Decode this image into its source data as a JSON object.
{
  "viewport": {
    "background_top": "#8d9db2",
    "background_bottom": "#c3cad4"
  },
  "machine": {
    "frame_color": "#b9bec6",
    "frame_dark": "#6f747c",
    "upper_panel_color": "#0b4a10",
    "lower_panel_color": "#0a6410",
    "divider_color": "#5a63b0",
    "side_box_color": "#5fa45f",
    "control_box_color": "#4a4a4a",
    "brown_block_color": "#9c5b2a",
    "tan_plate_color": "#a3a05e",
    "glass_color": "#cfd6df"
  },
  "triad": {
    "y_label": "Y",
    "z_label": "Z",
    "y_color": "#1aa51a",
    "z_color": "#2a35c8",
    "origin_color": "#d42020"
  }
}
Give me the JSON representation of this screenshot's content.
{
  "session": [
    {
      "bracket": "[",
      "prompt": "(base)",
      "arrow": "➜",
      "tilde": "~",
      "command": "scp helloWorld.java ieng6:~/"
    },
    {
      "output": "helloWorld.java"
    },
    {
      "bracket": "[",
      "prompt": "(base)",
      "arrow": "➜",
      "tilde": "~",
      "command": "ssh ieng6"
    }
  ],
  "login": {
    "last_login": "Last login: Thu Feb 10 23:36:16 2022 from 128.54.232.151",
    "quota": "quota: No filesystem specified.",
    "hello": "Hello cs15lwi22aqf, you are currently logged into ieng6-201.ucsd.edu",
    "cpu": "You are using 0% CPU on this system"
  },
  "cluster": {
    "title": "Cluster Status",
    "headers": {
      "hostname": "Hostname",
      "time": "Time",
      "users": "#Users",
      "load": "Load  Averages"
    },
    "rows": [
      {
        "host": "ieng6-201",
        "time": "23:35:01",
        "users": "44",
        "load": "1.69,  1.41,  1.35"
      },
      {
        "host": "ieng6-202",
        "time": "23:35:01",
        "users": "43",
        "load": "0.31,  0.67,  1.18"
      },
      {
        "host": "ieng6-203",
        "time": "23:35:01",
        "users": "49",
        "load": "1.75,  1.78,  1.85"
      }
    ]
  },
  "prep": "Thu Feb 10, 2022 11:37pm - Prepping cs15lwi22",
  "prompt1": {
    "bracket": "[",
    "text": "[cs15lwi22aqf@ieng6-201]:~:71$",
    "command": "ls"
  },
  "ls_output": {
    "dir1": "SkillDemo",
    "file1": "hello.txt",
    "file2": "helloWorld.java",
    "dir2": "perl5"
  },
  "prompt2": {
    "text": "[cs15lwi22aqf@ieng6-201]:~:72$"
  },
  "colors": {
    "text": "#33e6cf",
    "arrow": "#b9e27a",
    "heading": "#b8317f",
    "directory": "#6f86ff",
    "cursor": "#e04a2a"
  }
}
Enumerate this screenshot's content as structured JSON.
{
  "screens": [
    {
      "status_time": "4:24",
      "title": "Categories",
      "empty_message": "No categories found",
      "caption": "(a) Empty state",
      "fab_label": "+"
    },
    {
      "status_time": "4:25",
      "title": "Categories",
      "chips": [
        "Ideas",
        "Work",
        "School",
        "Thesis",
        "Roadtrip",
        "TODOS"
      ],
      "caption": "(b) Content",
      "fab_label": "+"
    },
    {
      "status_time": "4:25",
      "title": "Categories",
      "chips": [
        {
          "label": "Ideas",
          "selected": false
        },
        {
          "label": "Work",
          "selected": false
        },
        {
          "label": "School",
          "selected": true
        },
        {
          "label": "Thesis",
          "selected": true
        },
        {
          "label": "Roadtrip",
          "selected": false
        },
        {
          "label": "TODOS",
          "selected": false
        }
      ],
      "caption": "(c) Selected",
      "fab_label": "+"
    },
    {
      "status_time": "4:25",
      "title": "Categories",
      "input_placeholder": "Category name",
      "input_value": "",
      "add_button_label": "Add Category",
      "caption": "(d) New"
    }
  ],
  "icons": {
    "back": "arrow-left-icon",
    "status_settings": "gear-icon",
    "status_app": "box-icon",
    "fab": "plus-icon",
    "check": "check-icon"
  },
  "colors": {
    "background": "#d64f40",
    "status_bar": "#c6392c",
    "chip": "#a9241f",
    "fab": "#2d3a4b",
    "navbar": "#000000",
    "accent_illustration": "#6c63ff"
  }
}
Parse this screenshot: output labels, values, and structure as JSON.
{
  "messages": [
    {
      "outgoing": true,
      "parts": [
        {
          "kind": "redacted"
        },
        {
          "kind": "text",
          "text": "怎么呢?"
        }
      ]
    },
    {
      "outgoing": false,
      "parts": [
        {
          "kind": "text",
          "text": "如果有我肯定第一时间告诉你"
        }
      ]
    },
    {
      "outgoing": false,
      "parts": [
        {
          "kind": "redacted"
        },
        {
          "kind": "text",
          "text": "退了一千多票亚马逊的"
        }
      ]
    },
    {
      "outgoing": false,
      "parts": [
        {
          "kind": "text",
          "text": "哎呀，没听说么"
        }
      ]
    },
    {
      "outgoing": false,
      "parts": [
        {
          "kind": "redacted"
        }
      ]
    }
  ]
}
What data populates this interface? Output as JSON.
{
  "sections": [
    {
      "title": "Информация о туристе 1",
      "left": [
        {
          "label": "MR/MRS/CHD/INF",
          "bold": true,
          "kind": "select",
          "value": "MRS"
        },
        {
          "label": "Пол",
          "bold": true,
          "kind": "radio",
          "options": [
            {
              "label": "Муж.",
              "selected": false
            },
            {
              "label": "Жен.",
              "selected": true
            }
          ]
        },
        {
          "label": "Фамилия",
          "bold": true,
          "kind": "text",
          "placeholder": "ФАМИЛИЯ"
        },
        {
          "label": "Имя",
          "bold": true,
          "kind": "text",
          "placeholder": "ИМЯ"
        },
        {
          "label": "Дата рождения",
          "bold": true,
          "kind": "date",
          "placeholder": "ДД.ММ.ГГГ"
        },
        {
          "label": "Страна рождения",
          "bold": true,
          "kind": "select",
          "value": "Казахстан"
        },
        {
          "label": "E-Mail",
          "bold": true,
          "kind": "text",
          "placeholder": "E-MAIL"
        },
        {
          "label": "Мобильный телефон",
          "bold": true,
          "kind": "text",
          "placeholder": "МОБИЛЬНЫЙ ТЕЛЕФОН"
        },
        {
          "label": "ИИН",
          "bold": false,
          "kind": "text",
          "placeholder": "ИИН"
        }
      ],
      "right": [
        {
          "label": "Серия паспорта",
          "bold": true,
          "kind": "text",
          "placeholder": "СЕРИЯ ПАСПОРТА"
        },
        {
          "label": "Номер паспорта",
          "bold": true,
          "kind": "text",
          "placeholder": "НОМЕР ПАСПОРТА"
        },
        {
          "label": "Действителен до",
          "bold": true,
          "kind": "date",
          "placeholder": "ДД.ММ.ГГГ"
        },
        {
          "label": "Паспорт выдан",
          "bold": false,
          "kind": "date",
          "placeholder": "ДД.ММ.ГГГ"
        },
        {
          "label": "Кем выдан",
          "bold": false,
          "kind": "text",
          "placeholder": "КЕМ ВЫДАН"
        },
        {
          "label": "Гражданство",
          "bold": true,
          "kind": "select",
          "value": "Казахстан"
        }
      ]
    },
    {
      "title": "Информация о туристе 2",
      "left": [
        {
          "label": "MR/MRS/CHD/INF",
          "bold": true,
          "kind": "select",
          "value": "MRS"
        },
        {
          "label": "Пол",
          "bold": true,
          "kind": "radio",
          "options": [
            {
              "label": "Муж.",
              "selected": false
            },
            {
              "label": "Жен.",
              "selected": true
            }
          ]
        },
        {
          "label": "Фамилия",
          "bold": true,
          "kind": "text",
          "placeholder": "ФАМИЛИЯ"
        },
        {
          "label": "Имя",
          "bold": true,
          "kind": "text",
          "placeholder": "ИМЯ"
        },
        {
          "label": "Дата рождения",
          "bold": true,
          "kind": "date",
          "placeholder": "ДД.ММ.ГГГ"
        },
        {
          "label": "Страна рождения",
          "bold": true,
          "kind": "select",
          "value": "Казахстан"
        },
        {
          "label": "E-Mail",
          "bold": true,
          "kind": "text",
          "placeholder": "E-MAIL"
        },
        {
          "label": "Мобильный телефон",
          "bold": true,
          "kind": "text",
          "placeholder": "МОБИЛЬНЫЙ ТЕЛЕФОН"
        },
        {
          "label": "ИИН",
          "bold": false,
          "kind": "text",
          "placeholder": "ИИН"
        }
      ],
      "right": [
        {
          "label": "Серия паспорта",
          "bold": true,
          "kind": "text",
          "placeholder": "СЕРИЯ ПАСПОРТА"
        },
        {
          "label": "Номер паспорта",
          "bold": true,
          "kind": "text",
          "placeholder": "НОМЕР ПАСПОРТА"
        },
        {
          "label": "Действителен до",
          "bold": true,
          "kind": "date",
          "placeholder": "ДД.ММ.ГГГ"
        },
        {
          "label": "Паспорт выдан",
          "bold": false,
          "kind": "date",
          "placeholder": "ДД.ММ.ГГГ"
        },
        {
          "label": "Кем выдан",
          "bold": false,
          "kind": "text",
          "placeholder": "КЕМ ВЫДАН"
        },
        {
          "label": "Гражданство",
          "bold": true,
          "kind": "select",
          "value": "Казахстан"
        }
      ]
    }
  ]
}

Given instruction
From the entries above, extract every line where the word "Category" appears.

The result
      "input_placeholder": "Category name",
      "add_button_label": "Add Category",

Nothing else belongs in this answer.